— What is needed —
The data below must be copied in full and without any change.

Entries from a dataset
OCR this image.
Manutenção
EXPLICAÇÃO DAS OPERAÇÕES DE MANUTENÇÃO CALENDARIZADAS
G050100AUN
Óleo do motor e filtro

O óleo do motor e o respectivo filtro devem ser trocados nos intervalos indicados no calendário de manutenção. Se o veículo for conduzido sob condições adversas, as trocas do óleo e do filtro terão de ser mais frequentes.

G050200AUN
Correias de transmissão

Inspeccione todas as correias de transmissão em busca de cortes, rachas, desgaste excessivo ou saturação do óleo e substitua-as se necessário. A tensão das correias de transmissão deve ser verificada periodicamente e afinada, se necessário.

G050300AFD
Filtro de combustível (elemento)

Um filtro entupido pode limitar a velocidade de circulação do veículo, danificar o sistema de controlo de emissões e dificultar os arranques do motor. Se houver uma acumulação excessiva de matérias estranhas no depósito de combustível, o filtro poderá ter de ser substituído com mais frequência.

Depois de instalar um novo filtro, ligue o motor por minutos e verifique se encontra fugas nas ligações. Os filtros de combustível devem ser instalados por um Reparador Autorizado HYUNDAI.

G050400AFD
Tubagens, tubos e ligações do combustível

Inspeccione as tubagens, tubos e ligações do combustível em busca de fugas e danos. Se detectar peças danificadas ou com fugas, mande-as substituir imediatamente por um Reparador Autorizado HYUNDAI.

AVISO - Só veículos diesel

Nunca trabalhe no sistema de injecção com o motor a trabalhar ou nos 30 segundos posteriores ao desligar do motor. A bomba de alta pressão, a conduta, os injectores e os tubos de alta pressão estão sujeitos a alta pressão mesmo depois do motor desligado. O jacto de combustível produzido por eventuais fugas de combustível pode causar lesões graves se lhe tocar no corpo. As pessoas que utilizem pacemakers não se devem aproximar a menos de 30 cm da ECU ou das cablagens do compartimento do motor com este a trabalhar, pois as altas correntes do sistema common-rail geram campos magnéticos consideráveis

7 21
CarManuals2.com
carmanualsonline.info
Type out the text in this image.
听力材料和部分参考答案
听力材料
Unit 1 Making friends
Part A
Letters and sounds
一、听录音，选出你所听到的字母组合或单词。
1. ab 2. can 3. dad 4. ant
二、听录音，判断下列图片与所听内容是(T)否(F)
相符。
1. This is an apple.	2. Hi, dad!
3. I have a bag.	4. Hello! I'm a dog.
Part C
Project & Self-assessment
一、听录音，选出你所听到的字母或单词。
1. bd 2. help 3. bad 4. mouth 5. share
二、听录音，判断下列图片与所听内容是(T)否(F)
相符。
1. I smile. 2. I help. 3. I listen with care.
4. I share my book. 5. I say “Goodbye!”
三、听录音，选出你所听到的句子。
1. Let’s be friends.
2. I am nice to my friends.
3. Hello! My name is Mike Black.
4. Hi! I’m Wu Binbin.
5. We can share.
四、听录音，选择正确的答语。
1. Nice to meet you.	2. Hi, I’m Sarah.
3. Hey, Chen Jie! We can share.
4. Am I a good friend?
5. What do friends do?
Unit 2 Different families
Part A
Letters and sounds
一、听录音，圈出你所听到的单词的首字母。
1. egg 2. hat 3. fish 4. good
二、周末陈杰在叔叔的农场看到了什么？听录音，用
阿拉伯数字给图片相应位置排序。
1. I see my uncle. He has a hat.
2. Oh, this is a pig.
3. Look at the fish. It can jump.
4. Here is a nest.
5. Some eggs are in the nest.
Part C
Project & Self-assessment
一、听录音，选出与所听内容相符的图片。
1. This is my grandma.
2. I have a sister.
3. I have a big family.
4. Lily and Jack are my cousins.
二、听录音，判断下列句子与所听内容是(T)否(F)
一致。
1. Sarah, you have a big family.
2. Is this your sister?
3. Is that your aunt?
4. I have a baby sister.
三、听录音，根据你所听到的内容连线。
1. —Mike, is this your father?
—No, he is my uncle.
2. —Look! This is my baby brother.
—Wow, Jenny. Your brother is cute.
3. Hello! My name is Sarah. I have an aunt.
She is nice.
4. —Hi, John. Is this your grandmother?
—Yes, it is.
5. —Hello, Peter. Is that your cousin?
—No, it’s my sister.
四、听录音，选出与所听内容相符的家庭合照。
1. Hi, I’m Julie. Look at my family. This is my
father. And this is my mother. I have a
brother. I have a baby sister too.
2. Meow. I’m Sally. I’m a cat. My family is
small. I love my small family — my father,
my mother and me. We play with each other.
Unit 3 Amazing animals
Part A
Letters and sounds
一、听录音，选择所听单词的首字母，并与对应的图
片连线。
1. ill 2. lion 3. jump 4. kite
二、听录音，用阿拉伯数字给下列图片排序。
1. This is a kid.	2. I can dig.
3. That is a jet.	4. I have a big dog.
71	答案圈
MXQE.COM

— Problem solution —
OCR this image.
Manutenção
EXPLICAÇÃO DAS OPERAÇÕES DE MANUTENÇÃO CALENDARIZADAS
G050100AUN
Óleo do motor e filtro

O óleo do motor e o respectivo filtro devem ser trocados nos intervalos indicados no calendário de manutenção. Se o veículo for conduzido sob condições adversas, as trocas do óleo e do filtro terão de ser mais frequentes.

G050200AUN
Correias de transmissão

Inspeccione todas as correias de transmissão em busca de cortes, rachas, desgaste excessivo ou saturação do óleo e substitua-as se necessário. A tensão das correias de transmissão deve ser verificada periodicamente e afinada, se necessário.

G050300AFD
Filtro de combustível (elemento)

Um filtro entupido pode limitar a velocidade de circulação do veículo, danificar o sistema de controlo de emissões e dificultar os arranques do motor. Se houver uma acumulação excessiva de matérias estranhas no depósito de combustível, o filtro poderá ter de ser substituído com mais frequência.

Depois de instalar um novo filtro, ligue o motor por minutos e verifique se encontra fugas nas ligações. Os filtros de combustível devem ser instalados por um Reparador Autorizado HYUNDAI.

G050400AFD
Tubagens, tubos e ligações do combustível

Inspeccione as tubagens, tubos e ligações do combustível em busca de fugas e danos. Se detectar peças danificadas ou com fugas, mande-as substituir imediatamente por um Reparador Autorizado HYUNDAI.

AVISO - Só veículos diesel

Nunca trabalhe no sistema de injecção com o motor a trabalhar ou nos 30 segundos posteriores ao desligar do motor. A bomba de alta pressão, a conduta, os injectores e os tubos de alta pressão estão sujeitos a alta pressão mesmo depois do motor desligado. O jacto de combustível produzido por eventuais fugas de combustível pode causar lesões graves se lhe tocar no corpo. As pessoas que utilizem pacemakers não se devem aproximar a menos de 30 cm da ECU ou das cablagens do compartimento do motor com este a trabalhar, pois as altas correntes do sistema common-rail geram campos magnéticos consideráveis

7 21
CarManuals2.com
carmanualsonline.info
Type out the text in this image.
听力材料和部分参考答案
听力材料
Unit 1 Making friends
Part A
Letters and sounds
一、听录音，选出你所听到的字母组合或单词。
1. ab 2. can 3. dad 4. ant
二、听录音，判断下列图片与所听内容是(T)否(F)
相符。
1. This is an apple.	2. Hi, dad!
3. I have a bag.	4. Hello! I'm a dog.
Part C
Project & Self-assessment
一、听录音，选出你所听到的字母或单词。
1. bd 2. help 3. bad 4. mouth 5. share
二、听录音，判断下列图片与所听内容是(T)否(F)
相符。
1. I smile. 2. I help. 3. I listen with care.
4. I share my book. 5. I say “Goodbye!”
三、听录音，选出你所听到的句子。
1. Let’s be friends.
2. I am nice to my friends.
3. Hello! My name is Mike Black.
4. Hi! I’m Wu Binbin.
5. We can share.
四、听录音，选择正确的答语。
1. Nice to meet you.	2. Hi, I’m Sarah.
3. Hey, Chen Jie! We can share.
4. Am I a good friend?
5. What do friends do?
Unit 2 Different families
Part A
Letters and sounds
一、听录音，圈出你所听到的单词的首字母。
1. egg 2. hat 3. fish 4. good
二、周末陈杰在叔叔的农场看到了什么？听录音，用
阿拉伯数字给图片相应位置排序。
1. I see my uncle. He has a hat.
2. Oh, this is a pig.
3. Look at the fish. It can jump.
4. Here is a nest.
5. Some eggs are in the nest.
Part C
Project & Self-assessment
一、听录音，选出与所听内容相符的图片。
1. This is my grandma.
2. I have a sister.
3. I have a big family.
4. Lily and Jack are my cousins.
二、听录音，判断下列句子与所听内容是(T)否(F)
一致。
1. Sarah, you have a big family.
2. Is this your sister?
3. Is that your aunt?
4. I have a baby sister.
三、听录音，根据你所听到的内容连线。
1. —Mike, is this your father?
—No, he is my uncle.
2. —Look! This is my baby brother.
—Wow, Jenny. Your brother is cute.
3. Hello! My name is Sarah. I have an aunt.
She is nice.
4. —Hi, John. Is this your grandmother?
—Yes, it is.
5. —Hello, Peter. Is that your cousin?
—No, it’s my sister.
四、听录音，选出与所听内容相符的家庭合照。
1. Hi, I’m Julie. Look at my family. This is my
father. And this is my mother. I have a
brother. I have a baby sister too.
2. Meow. I’m Sally. I’m a cat. My family is
small. I love my small family — my father,
my mother and me. We play with each other.
Unit 3 Amazing animals
Part A
Letters and sounds
一、听录音，选择所听单词的首字母，并与对应的图
片连线。
1. ill 2. lion 3. jump 4. kite
二、听录音，用阿拉伯数字给下列图片排序。
1. This is a kid.	2. I can dig.
3. That is a jet.	4. I have a big dog.
71	答案圈
MXQE.COM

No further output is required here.